_Given entries_:
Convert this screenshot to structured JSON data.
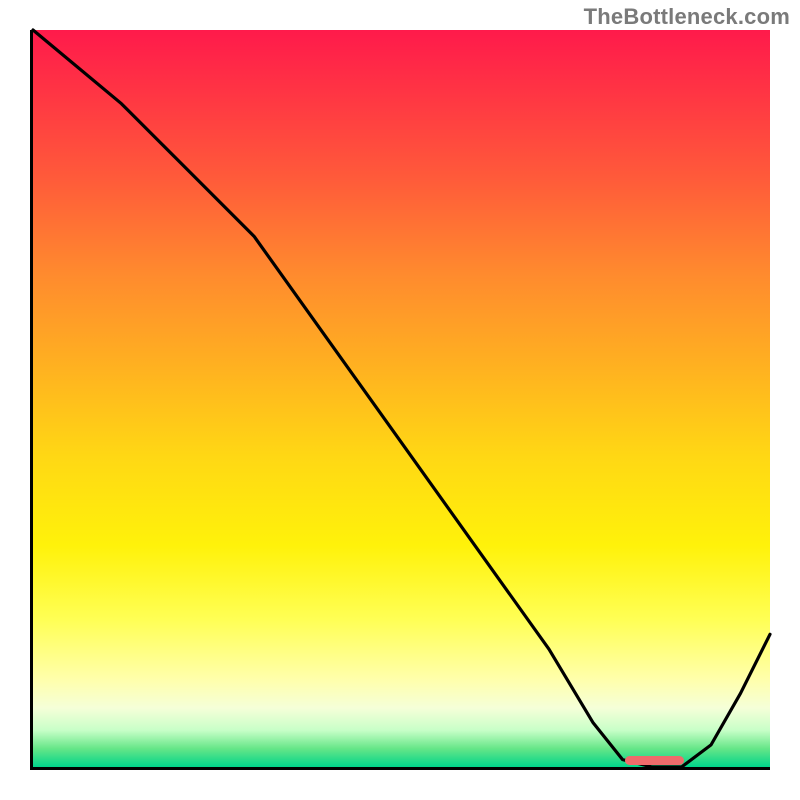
{
  "attribution": "TheBottleneck.com",
  "chart_data": {
    "type": "line",
    "title": "",
    "xlabel": "",
    "ylabel": "",
    "xlim": [
      0,
      100
    ],
    "ylim": [
      0,
      100
    ],
    "series": [
      {
        "name": "bottleneck-curve",
        "x": [
          0,
          12,
          22,
          30,
          40,
          50,
          60,
          70,
          76,
          80,
          84,
          88,
          92,
          96,
          100
        ],
        "values": [
          100,
          90,
          80,
          72,
          58,
          44,
          30,
          16,
          6,
          1,
          0,
          0,
          3,
          10,
          18
        ]
      }
    ],
    "highlight_zone": {
      "x_start": 80,
      "x_end": 88,
      "color": "#ef6b6b"
    },
    "background_gradient": {
      "stops": [
        {
          "pos": 0.0,
          "color": "#ff1a4b"
        },
        {
          "pos": 0.5,
          "color": "#ffd814"
        },
        {
          "pos": 0.9,
          "color": "#ffffaa"
        },
        {
          "pos": 1.0,
          "color": "#00d48a"
        }
      ]
    },
    "legend": []
  }
}
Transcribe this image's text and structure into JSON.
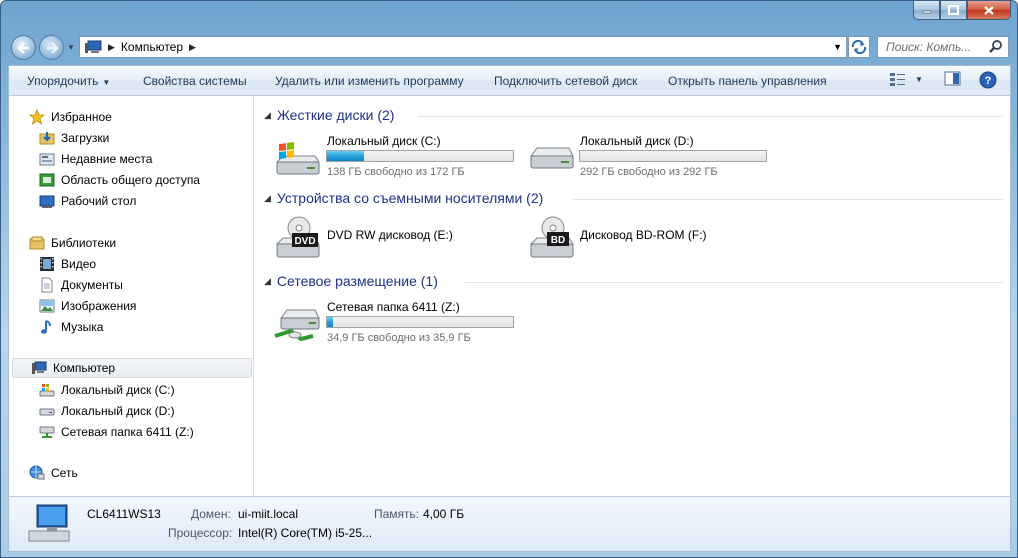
{
  "window": {
    "caption_buttons": [
      "minimize-icon",
      "maximize-icon",
      "close-icon"
    ]
  },
  "address_bar": {
    "crumbs": [
      "Компьютер"
    ],
    "search_placeholder": "Поиск: Компь..."
  },
  "toolbar": {
    "organize_label": "Упорядочить",
    "system_properties_label": "Свойства системы",
    "uninstall_label": "Удалить или изменить программу",
    "map_drive_label": "Подключить сетевой диск",
    "control_panel_label": "Открыть панель управления"
  },
  "sidebar": {
    "favorites": {
      "label": "Избранное",
      "items": [
        {
          "label": "Загрузки",
          "icon": "downloads-folder-icon"
        },
        {
          "label": "Недавние места",
          "icon": "recent-places-icon"
        },
        {
          "label": "Область общего доступа",
          "icon": "public-folder-icon"
        },
        {
          "label": "Рабочий стол",
          "icon": "desktop-icon"
        }
      ]
    },
    "libraries": {
      "label": "Библиотеки",
      "items": [
        {
          "label": "Видео",
          "icon": "video-library-icon"
        },
        {
          "label": "Документы",
          "icon": "documents-library-icon"
        },
        {
          "label": "Изображения",
          "icon": "pictures-library-icon"
        },
        {
          "label": "Музыка",
          "icon": "music-library-icon"
        }
      ]
    },
    "computer": {
      "label": "Компьютер",
      "items": [
        {
          "label": "Локальный диск (C:)",
          "icon": "system-drive-icon"
        },
        {
          "label": "Локальный диск (D:)",
          "icon": "hard-drive-icon"
        },
        {
          "label": "Сетевая папка 6411 (Z:)",
          "icon": "network-drive-icon"
        }
      ]
    },
    "network": {
      "label": "Сеть"
    }
  },
  "groups": {
    "hard_disks": {
      "title": "Жесткие диски (2)",
      "drives": [
        {
          "name": "Локальный диск (C:)",
          "free": "138 ГБ свободно из 172 ГБ",
          "used_fraction": 0.2
        },
        {
          "name": "Локальный диск (D:)",
          "free": "292 ГБ свободно из 292 ГБ",
          "used_fraction": 0.0
        }
      ]
    },
    "removable": {
      "title": "Устройства со съемными носителями (2)",
      "drives": [
        {
          "name": "DVD RW дисковод (E:)",
          "icon_text": "DVD"
        },
        {
          "name": "Дисковод BD-ROM (F:)",
          "icon_text": "BD"
        }
      ]
    },
    "network_locations": {
      "title": "Сетевое размещение (1)",
      "drives": [
        {
          "name": "Сетевая папка 6411 (Z:)",
          "free": "34,9 ГБ свободно из 35,9 ГБ",
          "used_fraction": 0.03
        }
      ]
    }
  },
  "details": {
    "pc_name": "CL6411WS13",
    "domain_label": "Домен:",
    "domain_value": "ui-miit.local",
    "memory_label": "Память:",
    "memory_value": "4,00 ГБ",
    "cpu_label": "Процессор:",
    "cpu_value": "Intel(R) Core(TM) i5-25..."
  },
  "colors": {
    "accent_text": "#1e3287",
    "bar_fill": "#26a0da",
    "frame": "#8ebde0"
  }
}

_Task to complete_:
Go back to the records above and write them out exactly, without the pictures.

_Exercise solution_:
Convert this screenshot to structured JSON data.
{
  "attribution": "TheBottleneck.com",
  "chart_data": {
    "type": "line",
    "title": "",
    "xlabel": "",
    "ylabel": "",
    "xlim": [
      0,
      100
    ],
    "ylim": [
      0,
      100
    ],
    "series": [
      {
        "name": "bottleneck-curve",
        "x": [
          0,
          12,
          22,
          30,
          40,
          50,
          60,
          70,
          76,
          80,
          84,
          88,
          92,
          96,
          100
        ],
        "values": [
          100,
          90,
          80,
          72,
          58,
          44,
          30,
          16,
          6,
          1,
          0,
          0,
          3,
          10,
          18
        ]
      }
    ],
    "highlight_zone": {
      "x_start": 80,
      "x_end": 88,
      "color": "#ef6b6b"
    },
    "background_gradient": {
      "stops": [
        {
          "pos": 0.0,
          "color": "#ff1a4b"
        },
        {
          "pos": 0.5,
          "color": "#ffd814"
        },
        {
          "pos": 0.9,
          "color": "#ffffaa"
        },
        {
          "pos": 1.0,
          "color": "#00d48a"
        }
      ]
    },
    "legend": []
  }
}
Transcribe this image's text and structure into JSON.
{
  "window": {
    "caption_buttons": [
      "minimize-icon",
      "maximize-icon",
      "close-icon"
    ]
  },
  "address_bar": {
    "crumbs": [
      "Компьютер"
    ],
    "search_placeholder": "Поиск: Компь..."
  },
  "toolbar": {
    "organize_label": "Упорядочить",
    "system_properties_label": "Свойства системы",
    "uninstall_label": "Удалить или изменить программу",
    "map_drive_label": "Подключить сетевой диск",
    "control_panel_label": "Открыть панель управления"
  },
  "sidebar": {
    "favorites": {
      "label": "Избранное",
      "items": [
        {
          "label": "Загрузки",
          "icon": "downloads-folder-icon"
        },
        {
          "label": "Недавние места",
          "icon": "recent-places-icon"
        },
        {
          "label": "Область общего доступа",
          "icon": "public-folder-icon"
        },
        {
          "label": "Рабочий стол",
          "icon": "desktop-icon"
        }
      ]
    },
    "libraries": {
      "label": "Библиотеки",
      "items": [
        {
          "label": "Видео",
          "icon": "video-library-icon"
        },
        {
          "label": "Документы",
          "icon": "documents-library-icon"
        },
        {
          "label": "Изображения",
          "icon": "pictures-library-icon"
        },
        {
          "label": "Музыка",
          "icon": "music-library-icon"
        }
      ]
    },
    "computer": {
      "label": "Компьютер",
      "items": [
        {
          "label": "Локальный диск (C:)",
          "icon": "system-drive-icon"
        },
        {
          "label": "Локальный диск (D:)",
          "icon": "hard-drive-icon"
        },
        {
          "label": "Сетевая папка 6411 (Z:)",
          "icon": "network-drive-icon"
        }
      ]
    },
    "network": {
      "label": "Сеть"
    }
  },
  "groups": {
    "hard_disks": {
      "title": "Жесткие диски (2)",
      "drives": [
        {
          "name": "Локальный диск (C:)",
          "free": "138 ГБ свободно из 172 ГБ",
          "used_fraction": 0.2
        },
        {
          "name": "Локальный диск (D:)",
          "free": "292 ГБ свободно из 292 ГБ",
          "used_fraction": 0.0
        }
      ]
    },
    "removable": {
      "title": "Устройства со съемными носителями (2)",
      "drives": [
        {
          "name": "DVD RW дисковод (E:)",
          "icon_text": "DVD"
        },
        {
          "name": "Дисковод BD-ROM (F:)",
          "icon_text": "BD"
        }
      ]
    },
    "network_locations": {
      "title": "Сетевое размещение (1)",
      "drives": [
        {
          "name": "Сетевая папка 6411 (Z:)",
          "free": "34,9 ГБ свободно из 35,9 ГБ",
          "used_fraction": 0.03
        }
      ]
    }
  },
  "details": {
    "pc_name": "CL6411WS13",
    "domain_label": "Домен:",
    "domain_value": "ui-miit.local",
    "memory_label": "Память:",
    "memory_value": "4,00 ГБ",
    "cpu_label": "Процессор:",
    "cpu_value": "Intel(R) Core(TM) i5-25..."
  },
  "colors": {
    "accent_text": "#1e3287",
    "bar_fill": "#26a0da",
    "frame": "#8ebde0"
  }
}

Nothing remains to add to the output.